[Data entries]
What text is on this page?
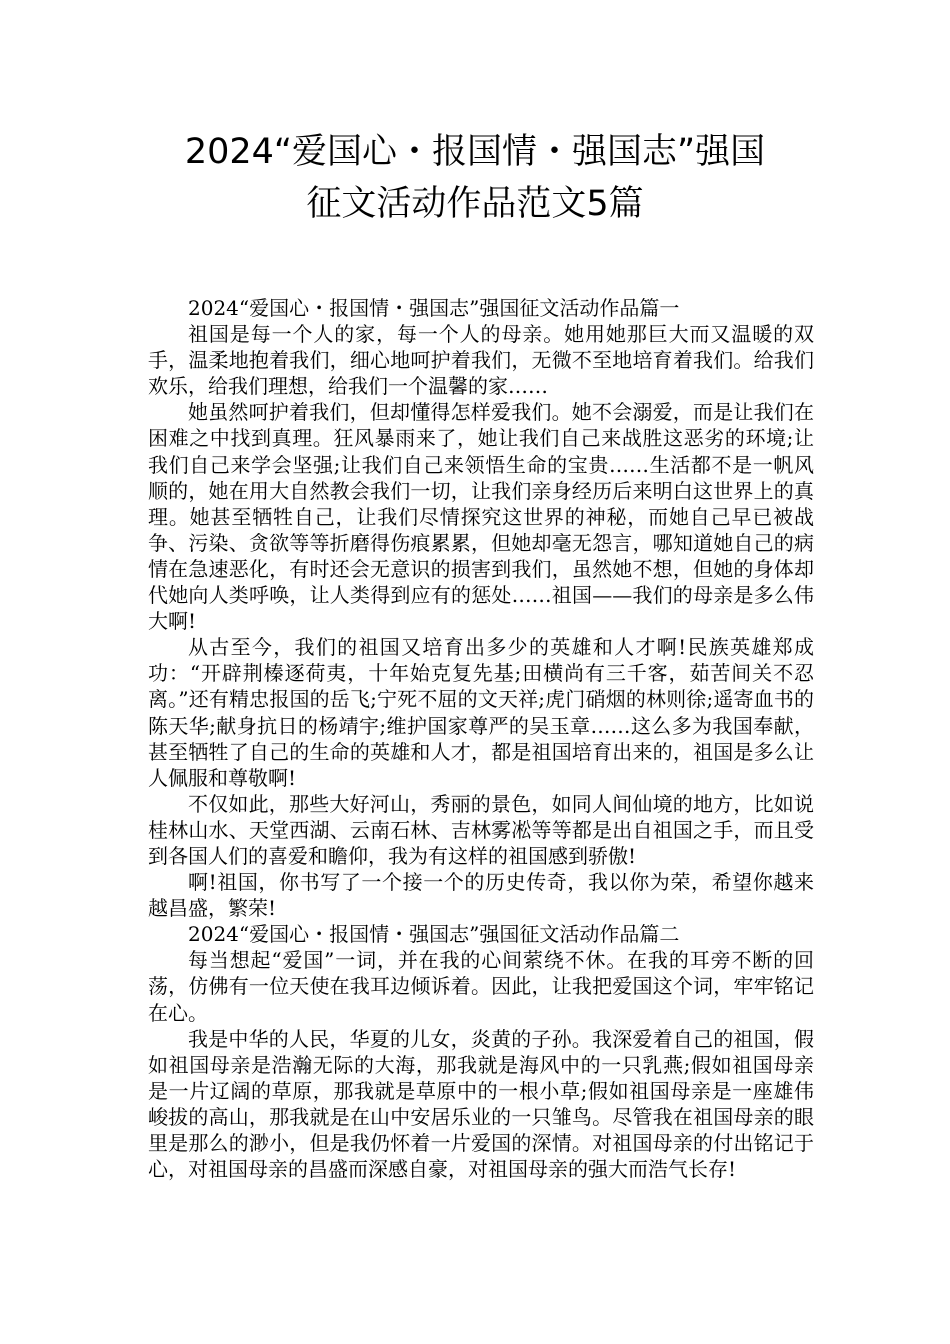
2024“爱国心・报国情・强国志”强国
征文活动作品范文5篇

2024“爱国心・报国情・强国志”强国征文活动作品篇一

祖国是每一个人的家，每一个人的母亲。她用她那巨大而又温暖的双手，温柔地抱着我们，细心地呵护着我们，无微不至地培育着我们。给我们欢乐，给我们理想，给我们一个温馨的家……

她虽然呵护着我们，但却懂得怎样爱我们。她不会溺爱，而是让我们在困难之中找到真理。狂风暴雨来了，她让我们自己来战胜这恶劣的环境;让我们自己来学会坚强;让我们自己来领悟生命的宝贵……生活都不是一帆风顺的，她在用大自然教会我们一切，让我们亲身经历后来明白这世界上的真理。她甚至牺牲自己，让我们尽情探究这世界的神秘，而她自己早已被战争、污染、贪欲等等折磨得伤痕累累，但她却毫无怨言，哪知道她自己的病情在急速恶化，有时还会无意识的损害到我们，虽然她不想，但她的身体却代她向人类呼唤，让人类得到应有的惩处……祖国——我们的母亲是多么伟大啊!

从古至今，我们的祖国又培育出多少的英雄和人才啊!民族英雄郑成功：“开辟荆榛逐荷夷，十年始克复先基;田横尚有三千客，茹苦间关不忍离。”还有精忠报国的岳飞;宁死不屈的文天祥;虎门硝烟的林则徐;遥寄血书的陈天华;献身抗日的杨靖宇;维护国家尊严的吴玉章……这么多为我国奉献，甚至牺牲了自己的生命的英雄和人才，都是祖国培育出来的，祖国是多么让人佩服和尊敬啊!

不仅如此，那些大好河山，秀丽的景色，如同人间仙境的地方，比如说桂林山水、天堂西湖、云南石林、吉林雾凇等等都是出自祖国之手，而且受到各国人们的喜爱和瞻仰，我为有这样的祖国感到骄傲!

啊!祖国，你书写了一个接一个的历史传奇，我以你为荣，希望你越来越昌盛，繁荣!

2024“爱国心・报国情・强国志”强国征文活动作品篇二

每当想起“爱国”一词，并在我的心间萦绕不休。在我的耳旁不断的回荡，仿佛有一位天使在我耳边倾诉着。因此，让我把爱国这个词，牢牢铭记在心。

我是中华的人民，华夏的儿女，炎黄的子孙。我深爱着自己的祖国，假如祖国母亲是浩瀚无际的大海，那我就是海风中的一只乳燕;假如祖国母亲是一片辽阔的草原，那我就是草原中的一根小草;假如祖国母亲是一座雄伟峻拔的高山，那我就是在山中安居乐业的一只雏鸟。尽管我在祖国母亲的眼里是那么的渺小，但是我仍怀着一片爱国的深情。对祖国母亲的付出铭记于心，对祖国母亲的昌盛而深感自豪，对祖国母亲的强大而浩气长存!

Description of the task: Repeat the listing in full and exactly. Do not include any images.

Reply to the task:
What text is on this page?
2024“爱国心・报国情・强国志”强国
征文活动作品范文5篇

2024“爱国心・报国情・强国志”强国征文活动作品篇一

祖国是每一个人的家，每一个人的母亲。她用她那巨大而又温暖的双手，温柔地抱着我们，细心地呵护着我们，无微不至地培育着我们。给我们欢乐，给我们理想，给我们一个温馨的家……

她虽然呵护着我们，但却懂得怎样爱我们。她不会溺爱，而是让我们在困难之中找到真理。狂风暴雨来了，她让我们自己来战胜这恶劣的环境;让我们自己来学会坚强;让我们自己来领悟生命的宝贵……生活都不是一帆风顺的，她在用大自然教会我们一切，让我们亲身经历后来明白这世界上的真理。她甚至牺牲自己，让我们尽情探究这世界的神秘，而她自己早已被战争、污染、贪欲等等折磨得伤痕累累，但她却毫无怨言，哪知道她自己的病情在急速恶化，有时还会无意识的损害到我们，虽然她不想，但她的身体却代她向人类呼唤，让人类得到应有的惩处……祖国——我们的母亲是多么伟大啊!

从古至今，我们的祖国又培育出多少的英雄和人才啊!民族英雄郑成功：“开辟荆榛逐荷夷，十年始克复先基;田横尚有三千客，茹苦间关不忍离。”还有精忠报国的岳飞;宁死不屈的文天祥;虎门硝烟的林则徐;遥寄血书的陈天华;献身抗日的杨靖宇;维护国家尊严的吴玉章……这么多为我国奉献，甚至牺牲了自己的生命的英雄和人才，都是祖国培育出来的，祖国是多么让人佩服和尊敬啊!

不仅如此，那些大好河山，秀丽的景色，如同人间仙境的地方，比如说桂林山水、天堂西湖、云南石林、吉林雾凇等等都是出自祖国之手，而且受到各国人们的喜爱和瞻仰，我为有这样的祖国感到骄傲!

啊!祖国，你书写了一个接一个的历史传奇，我以你为荣，希望你越来越昌盛，繁荣!

2024“爱国心・报国情・强国志”强国征文活动作品篇二

每当想起“爱国”一词，并在我的心间萦绕不休。在我的耳旁不断的回荡，仿佛有一位天使在我耳边倾诉着。因此，让我把爱国这个词，牢牢铭记在心。

我是中华的人民，华夏的儿女，炎黄的子孙。我深爱着自己的祖国，假如祖国母亲是浩瀚无际的大海，那我就是海风中的一只乳燕;假如祖国母亲是一片辽阔的草原，那我就是草原中的一根小草;假如祖国母亲是一座雄伟峻拔的高山，那我就是在山中安居乐业的一只雏鸟。尽管我在祖国母亲的眼里是那么的渺小，但是我仍怀着一片爱国的深情。对祖国母亲的付出铭记于心，对祖国母亲的昌盛而深感自豪，对祖国母亲的强大而浩气长存!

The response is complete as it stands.